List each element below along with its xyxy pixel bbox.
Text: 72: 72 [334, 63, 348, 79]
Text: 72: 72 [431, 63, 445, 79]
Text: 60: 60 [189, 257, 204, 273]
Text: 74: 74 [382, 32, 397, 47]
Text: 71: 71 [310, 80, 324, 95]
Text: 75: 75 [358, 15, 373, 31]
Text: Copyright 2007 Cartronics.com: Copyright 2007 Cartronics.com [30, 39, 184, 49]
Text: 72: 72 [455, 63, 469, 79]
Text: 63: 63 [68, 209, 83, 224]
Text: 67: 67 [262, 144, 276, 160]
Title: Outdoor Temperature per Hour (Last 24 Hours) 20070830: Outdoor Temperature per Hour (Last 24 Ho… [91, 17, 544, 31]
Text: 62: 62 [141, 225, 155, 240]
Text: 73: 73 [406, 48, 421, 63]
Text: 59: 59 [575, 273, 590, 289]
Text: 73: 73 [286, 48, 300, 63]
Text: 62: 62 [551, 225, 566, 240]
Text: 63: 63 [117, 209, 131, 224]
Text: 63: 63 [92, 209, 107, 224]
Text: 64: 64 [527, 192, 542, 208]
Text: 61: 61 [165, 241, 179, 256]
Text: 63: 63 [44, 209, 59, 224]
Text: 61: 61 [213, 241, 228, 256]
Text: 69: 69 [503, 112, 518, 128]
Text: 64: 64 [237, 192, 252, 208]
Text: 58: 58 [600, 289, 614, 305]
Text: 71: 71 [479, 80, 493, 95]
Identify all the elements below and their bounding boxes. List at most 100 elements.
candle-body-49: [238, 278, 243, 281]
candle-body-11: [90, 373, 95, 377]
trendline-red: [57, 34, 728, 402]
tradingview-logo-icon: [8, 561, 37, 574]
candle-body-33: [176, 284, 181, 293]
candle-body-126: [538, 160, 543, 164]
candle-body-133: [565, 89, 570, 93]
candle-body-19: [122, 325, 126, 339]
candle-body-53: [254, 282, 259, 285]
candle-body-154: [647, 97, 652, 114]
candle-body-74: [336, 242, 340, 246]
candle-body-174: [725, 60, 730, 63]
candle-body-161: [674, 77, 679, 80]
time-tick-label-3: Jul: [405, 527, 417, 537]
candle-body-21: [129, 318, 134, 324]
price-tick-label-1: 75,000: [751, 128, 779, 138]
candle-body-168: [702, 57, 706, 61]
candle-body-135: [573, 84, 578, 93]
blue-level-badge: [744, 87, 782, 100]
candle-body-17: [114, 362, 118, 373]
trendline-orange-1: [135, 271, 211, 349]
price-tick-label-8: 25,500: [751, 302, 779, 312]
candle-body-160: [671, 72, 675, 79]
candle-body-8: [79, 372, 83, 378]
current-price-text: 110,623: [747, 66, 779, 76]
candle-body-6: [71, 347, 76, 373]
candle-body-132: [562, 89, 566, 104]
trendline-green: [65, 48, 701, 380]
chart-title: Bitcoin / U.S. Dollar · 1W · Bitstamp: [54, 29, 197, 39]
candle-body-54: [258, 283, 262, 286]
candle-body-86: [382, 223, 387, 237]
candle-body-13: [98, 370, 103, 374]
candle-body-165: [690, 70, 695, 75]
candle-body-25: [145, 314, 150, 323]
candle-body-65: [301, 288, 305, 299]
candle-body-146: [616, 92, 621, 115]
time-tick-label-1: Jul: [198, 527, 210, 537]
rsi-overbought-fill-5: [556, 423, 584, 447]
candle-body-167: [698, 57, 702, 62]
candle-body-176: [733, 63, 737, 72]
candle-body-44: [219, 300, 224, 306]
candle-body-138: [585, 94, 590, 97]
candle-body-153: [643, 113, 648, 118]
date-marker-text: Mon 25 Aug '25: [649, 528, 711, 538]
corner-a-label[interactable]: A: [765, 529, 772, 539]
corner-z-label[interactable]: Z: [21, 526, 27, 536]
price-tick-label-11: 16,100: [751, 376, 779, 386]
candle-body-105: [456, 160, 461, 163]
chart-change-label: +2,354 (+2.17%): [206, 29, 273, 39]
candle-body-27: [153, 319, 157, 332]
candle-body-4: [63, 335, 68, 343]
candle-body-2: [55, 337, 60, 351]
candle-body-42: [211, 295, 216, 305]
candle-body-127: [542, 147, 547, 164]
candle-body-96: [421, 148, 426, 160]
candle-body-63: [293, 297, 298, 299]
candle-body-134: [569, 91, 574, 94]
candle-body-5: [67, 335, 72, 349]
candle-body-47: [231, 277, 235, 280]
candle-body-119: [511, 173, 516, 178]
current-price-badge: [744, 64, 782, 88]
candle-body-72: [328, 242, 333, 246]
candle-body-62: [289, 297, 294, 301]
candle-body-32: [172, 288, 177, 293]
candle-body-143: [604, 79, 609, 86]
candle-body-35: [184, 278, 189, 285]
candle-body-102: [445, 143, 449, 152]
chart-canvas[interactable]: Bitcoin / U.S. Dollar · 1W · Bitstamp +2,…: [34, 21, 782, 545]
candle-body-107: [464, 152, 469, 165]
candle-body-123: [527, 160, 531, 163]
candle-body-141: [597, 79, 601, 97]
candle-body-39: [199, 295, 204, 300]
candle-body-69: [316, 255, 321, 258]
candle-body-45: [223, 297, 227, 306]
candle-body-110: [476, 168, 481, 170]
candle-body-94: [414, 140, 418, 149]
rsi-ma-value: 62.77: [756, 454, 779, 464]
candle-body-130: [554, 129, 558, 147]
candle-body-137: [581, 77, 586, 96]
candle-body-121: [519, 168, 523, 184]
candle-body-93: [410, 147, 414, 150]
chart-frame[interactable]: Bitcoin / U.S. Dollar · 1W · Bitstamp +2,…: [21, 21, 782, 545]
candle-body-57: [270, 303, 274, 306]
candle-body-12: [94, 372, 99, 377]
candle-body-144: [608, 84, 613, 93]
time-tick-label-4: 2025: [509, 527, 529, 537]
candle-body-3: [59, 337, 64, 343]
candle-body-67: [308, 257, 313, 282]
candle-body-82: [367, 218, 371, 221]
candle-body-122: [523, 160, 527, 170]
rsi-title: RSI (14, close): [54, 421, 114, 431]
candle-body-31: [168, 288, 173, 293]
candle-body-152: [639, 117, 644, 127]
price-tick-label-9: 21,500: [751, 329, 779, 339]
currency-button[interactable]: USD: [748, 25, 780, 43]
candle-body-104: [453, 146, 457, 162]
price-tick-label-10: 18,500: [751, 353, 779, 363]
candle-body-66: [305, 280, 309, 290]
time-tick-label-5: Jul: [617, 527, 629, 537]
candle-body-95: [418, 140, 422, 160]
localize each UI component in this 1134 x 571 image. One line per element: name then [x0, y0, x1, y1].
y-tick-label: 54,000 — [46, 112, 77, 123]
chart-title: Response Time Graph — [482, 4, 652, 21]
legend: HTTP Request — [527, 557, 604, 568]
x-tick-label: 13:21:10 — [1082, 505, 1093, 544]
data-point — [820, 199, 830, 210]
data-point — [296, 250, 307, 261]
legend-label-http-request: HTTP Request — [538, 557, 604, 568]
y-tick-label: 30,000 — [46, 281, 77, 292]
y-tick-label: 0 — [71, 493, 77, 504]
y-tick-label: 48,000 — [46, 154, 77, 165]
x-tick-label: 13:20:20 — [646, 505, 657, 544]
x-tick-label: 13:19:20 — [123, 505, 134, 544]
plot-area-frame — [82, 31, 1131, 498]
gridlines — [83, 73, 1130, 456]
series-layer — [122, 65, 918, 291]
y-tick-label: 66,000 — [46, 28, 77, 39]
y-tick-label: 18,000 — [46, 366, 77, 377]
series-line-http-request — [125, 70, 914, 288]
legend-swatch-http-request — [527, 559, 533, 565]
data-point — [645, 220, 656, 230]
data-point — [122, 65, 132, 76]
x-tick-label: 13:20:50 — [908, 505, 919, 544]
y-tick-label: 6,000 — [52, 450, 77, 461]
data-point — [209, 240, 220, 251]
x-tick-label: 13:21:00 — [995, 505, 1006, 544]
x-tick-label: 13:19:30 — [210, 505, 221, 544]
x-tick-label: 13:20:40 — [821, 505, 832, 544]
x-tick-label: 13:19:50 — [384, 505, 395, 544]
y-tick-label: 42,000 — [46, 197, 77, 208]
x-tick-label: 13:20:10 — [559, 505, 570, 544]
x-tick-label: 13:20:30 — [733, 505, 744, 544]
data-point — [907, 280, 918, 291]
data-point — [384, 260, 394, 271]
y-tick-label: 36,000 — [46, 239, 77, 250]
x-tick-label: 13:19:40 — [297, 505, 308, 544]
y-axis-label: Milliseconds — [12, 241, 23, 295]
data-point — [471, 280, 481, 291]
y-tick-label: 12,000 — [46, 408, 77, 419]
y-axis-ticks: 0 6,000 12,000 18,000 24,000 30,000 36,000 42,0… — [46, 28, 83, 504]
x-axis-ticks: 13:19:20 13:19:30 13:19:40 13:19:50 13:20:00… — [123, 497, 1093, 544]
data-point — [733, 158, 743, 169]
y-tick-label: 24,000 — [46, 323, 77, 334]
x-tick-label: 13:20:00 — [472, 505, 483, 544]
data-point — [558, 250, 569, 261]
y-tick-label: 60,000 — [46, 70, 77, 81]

### The task
Can you return the lines from the very beginning of the records up to and including the line with "Text: 75: 75 [358, 15, 373, 31]" as a JSON list of strings, one string per line, with blank lines omitted?

### The answer
[
  "List each element below along with its xyxy pixel bbox.",
  "Text: 72: 72 [334, 63, 348, 79]",
  "Text: 72: 72 [431, 63, 445, 79]",
  "Text: 60: 60 [189, 257, 204, 273]",
  "Text: 74: 74 [382, 32, 397, 47]",
  "Text: 71: 71 [310, 80, 324, 95]",
  "Text: 75: 75 [358, 15, 373, 31]"
]